— OBJECTIVES —
(1) Set down the stretch of the buffer lookup thread from "In case you" through "cache-efficient hash table implementation.", copying it word for word.
(2) Carry the buffer lookup thread forward, beginning right after its last sentence.

==== DOCUMENT ====

04 February, 22:03:10

On Sat, 1 Feb 2025 at 16:55, Andres Freund <andres@anarazel.de> wrote:
>
> Hi,
>
> On 2025-02-01 15:43:41 +0100, Ants Aasma wrote:
> > On Fri, Jan 31, 2025, 15:43 Andres Freund <andres@anarazel.de> wrote:
> >
> > > > Maybe it's a red herring though, but it looks pretty suspicious.
> > >
> > > It's unfortunately not too surprising - our buffer mapping table is a
> > > pretty
> > > big bottleneck.  Both because a hash table is just not a good fit for the
> > > buffer mapping table due to the lack of locality and because dynahash is
> > > really poor hash table implementation.
> > >
> >
> > I measured similar things when looking at apply throughput recently. For
> > in-cache workloads buffer lookup and locking was about half of the load.
> >
> > One other direction is to extract more memory concurrency. Prefetcher could
> > batch multiple lookups together so CPU OoO execution has a chance to fire
> > off multiple memory accesses at the same time.
>
> I think at the moment we have a *hilariously* cache-inefficient buffer lookup,
> that's the first thing to address. A hash table for buffer mapping lookups imo
> is a bad idea, due to loosing all locality in a workload that exhibits a *lot*
> of locality. But furthermore, dynahash.c is very far from a cache efficient
> hashtable implementation.

In case you might be interested, I've sent a new patch with a new
approach to reducing the buffer lookup table's memory in [0], which
attempts to create a more cache-efficient hash table implementation.

==== PROVIDED DATA ====

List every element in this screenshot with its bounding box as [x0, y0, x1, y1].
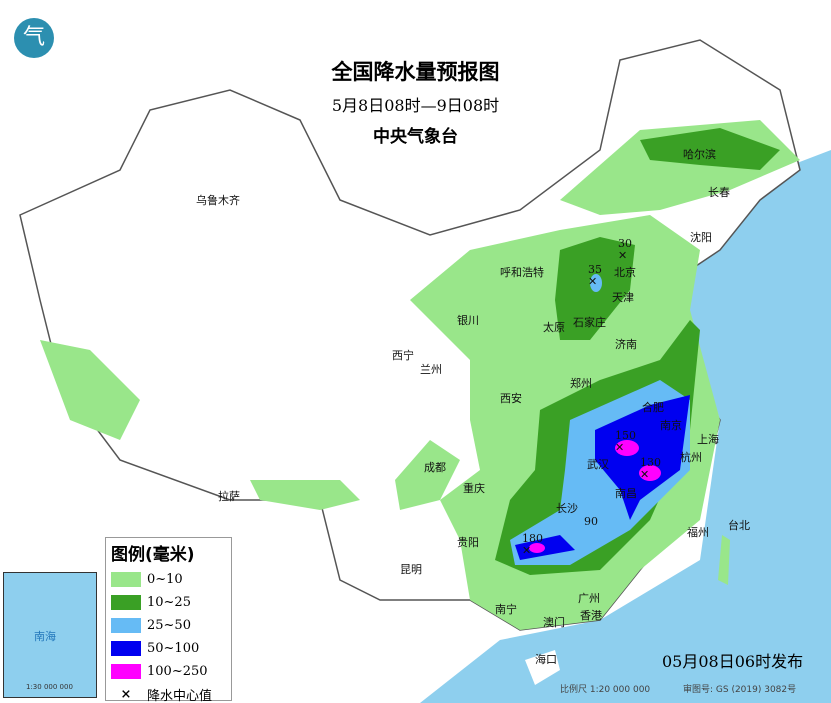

====

— TASK-BY-TASK OUTPUTS —
(1)
In case you might be interested, I've sent a new patch with a new
approach to reducing the buffer lookup table's memory in [0], which
attempts to create a more cache-efficient hash table implementation.

(2)
Kind regards,

Matthias van de Meent
Neon (https://neon.tech)

[0] https://www.postgresql.org/message-id/CAEze2WiRo4Zu71jwxYmqjq6XK814Avf2-kytaL6n%3DBreZR2ZbA%40mail.gmail.com

Re: hash_search_with_hash_value is high in "perf top" on a replica

From

Thomas Munro

Date:

05 February, 00:22:06

On Sun, Feb 2, 2025 at 3:44 AM Ants Aasma <ants.aasma@cybertec.at> wrote:
> The other direction is to split off WAL decoding, buffer lookup and maybe even pinning to a separate process from the
mainredo loop. 

Hi Ants,

FWIW I have a patch set that changes xlogprefetcher.c to use
read_stream.c, which I hope to propose for 19.  It pins ahead of time,
which means that it  already consolidates some pin/unpin/repin
sequences when it looks ahead, a little bit like what you're
suggesting, just not in a separate process.  Here[1] is a preview, but
it needs some major rebasing and has some issues... it's on my list...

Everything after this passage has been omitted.